Task to complete
Extract each line where the string "item" shows up.

Supplied entries

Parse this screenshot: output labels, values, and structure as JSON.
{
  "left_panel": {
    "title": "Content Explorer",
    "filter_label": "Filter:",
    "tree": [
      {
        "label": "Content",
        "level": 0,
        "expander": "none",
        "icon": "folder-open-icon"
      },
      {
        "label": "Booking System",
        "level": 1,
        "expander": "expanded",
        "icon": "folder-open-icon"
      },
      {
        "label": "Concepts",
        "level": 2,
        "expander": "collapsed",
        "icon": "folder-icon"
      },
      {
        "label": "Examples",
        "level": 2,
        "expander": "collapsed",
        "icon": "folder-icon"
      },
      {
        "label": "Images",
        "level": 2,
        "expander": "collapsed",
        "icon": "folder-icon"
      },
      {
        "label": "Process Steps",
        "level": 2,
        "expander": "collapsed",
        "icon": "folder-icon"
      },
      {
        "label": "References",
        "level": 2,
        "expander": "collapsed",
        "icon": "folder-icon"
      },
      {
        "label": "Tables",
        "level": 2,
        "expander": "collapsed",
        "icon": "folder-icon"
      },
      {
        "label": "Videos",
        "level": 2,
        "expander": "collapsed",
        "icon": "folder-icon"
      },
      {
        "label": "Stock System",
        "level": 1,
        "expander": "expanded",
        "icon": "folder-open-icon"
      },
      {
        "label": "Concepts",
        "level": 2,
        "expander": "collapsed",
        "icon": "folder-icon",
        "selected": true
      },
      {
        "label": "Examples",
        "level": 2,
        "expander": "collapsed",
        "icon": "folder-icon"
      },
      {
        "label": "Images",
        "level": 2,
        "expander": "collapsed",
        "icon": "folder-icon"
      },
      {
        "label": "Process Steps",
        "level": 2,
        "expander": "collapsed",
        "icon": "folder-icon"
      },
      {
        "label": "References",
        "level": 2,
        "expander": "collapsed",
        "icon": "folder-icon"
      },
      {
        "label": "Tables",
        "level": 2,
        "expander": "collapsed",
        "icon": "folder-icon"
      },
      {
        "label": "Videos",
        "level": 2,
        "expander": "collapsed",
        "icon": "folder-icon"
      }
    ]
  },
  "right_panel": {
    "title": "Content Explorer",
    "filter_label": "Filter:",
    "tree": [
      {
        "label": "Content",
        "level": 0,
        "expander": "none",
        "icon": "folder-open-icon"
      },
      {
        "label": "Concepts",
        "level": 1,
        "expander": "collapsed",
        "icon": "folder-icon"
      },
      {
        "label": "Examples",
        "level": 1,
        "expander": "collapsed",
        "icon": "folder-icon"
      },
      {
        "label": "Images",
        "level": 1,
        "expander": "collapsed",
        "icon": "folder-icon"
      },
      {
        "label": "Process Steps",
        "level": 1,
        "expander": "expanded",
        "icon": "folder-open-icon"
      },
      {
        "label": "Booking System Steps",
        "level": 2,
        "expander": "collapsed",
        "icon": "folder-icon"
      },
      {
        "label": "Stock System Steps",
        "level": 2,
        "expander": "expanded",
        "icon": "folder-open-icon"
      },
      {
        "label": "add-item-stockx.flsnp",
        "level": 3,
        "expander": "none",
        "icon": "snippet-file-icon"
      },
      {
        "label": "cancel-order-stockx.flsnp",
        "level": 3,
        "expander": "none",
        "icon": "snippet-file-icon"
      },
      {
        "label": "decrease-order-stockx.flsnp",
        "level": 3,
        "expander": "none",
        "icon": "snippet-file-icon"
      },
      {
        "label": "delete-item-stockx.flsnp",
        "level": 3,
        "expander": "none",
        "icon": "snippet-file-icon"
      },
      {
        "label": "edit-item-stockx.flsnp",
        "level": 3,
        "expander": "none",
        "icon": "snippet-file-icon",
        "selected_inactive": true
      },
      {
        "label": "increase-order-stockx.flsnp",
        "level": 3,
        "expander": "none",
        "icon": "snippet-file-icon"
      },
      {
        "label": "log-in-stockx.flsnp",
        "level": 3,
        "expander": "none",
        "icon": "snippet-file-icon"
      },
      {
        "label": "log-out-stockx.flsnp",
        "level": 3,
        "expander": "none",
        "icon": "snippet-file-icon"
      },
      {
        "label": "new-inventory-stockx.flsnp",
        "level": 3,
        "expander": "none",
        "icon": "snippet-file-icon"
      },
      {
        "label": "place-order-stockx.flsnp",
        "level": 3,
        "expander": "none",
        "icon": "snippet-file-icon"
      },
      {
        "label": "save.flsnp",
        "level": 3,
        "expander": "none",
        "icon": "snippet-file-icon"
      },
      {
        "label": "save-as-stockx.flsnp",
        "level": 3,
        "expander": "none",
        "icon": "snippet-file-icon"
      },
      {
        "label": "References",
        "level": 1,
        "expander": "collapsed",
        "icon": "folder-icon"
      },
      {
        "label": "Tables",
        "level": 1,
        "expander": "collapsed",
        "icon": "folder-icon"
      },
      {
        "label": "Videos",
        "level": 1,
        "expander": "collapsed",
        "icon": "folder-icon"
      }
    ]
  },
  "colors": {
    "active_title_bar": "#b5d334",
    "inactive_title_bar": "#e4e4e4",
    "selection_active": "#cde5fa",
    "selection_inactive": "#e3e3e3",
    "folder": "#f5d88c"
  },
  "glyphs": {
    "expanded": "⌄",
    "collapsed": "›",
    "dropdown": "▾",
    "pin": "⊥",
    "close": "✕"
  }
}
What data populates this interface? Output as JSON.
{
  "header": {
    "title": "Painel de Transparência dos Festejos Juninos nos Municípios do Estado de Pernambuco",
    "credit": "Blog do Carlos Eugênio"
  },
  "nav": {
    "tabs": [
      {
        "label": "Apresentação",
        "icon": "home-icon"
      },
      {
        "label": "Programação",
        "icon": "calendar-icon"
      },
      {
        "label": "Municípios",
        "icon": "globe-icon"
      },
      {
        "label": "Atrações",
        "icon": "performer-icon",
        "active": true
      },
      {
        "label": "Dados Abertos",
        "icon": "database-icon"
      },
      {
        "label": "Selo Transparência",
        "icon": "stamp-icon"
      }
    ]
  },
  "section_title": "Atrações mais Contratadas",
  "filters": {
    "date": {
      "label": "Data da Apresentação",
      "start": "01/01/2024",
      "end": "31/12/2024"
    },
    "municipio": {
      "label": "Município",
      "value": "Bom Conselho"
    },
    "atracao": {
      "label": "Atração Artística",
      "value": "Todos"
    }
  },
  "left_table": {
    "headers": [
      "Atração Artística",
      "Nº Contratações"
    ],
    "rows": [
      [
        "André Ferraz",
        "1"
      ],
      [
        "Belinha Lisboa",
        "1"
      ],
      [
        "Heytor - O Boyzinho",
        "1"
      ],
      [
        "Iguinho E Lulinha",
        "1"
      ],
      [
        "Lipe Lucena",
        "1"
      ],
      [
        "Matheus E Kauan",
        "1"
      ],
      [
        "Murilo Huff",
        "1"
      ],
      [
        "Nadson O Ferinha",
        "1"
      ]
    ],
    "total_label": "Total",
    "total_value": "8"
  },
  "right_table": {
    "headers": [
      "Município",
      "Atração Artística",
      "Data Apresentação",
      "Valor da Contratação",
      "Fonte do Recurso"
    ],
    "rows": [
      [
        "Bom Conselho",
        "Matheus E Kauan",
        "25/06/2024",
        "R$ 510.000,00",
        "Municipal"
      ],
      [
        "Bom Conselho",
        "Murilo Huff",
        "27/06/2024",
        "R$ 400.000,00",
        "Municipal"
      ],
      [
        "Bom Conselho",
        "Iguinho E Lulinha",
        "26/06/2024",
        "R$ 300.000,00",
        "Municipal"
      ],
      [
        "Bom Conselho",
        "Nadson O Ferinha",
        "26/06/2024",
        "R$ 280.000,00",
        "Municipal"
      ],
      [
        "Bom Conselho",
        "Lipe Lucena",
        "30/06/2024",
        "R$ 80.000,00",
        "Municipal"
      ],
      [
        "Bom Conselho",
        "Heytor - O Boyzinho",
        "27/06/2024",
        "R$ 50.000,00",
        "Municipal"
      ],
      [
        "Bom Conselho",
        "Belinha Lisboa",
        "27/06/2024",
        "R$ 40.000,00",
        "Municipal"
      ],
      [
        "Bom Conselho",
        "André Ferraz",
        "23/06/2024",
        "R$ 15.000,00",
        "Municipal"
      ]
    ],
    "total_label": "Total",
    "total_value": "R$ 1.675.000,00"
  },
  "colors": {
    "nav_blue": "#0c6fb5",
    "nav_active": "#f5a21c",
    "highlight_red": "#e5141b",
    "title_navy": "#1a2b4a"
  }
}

Written answer
        "label": "add-item-stockx.flsnp",
        "label": "delete-item-stockx.flsnp",
        "label": "edit-item-stockx.flsnp",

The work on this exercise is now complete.